> _EXTRACTED RECORDS_:
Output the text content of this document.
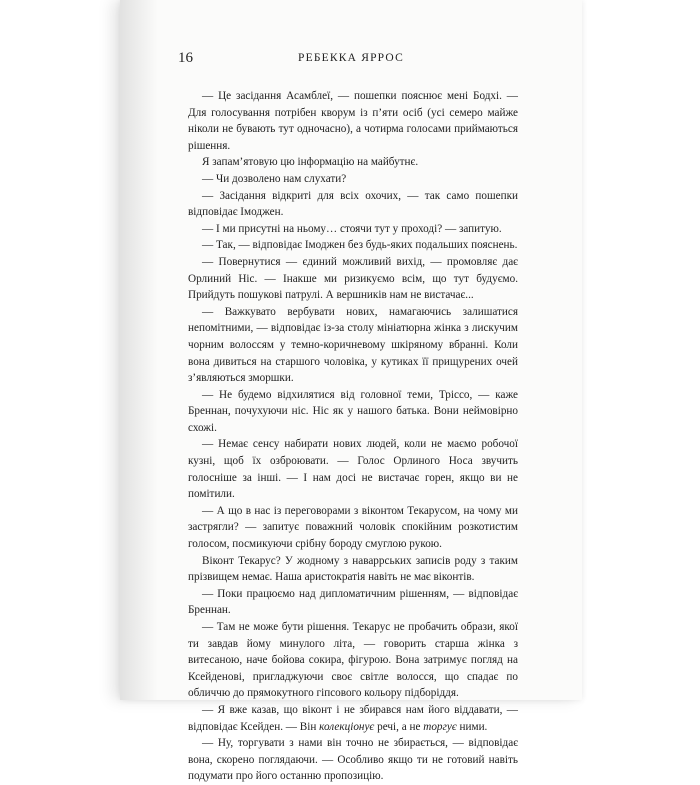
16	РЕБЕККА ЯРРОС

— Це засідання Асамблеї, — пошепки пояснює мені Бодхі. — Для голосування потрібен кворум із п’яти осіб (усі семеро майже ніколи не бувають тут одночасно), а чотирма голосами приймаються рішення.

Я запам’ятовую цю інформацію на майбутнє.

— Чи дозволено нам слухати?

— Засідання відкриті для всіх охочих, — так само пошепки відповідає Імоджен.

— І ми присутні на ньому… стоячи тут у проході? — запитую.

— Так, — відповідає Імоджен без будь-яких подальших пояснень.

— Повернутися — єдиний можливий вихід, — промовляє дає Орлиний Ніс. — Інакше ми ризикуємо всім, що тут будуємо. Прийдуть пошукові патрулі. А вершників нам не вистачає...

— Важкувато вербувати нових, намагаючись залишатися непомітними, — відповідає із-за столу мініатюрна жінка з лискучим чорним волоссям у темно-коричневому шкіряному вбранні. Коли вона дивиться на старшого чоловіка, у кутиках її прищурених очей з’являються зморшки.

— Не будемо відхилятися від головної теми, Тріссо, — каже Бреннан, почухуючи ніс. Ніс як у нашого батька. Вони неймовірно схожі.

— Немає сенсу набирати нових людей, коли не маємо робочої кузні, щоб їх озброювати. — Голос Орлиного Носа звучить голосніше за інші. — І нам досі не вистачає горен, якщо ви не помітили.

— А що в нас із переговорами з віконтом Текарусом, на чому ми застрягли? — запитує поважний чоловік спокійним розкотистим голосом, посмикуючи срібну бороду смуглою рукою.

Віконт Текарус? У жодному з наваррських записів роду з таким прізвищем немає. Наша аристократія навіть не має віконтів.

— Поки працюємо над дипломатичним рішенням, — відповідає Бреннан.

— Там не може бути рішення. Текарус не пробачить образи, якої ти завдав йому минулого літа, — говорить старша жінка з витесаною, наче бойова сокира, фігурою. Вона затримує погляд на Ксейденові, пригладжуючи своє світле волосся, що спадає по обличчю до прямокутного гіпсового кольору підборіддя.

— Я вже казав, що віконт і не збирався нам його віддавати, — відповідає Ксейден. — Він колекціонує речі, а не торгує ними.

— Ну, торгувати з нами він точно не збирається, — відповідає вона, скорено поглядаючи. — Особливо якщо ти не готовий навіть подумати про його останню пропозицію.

> _THE TASK_:
Copy out each line of the listing that holds "Бреннан".

> _RIGHT ANSWER_:
— Не будемо відхилятися від головної теми, Тріссо, — каже Бреннан, почухуючи ніс. Ніс як у нашого батька. Вони неймовірно схожі.
— Поки працюємо над дипломатичним рішенням, — відповідає Бреннан.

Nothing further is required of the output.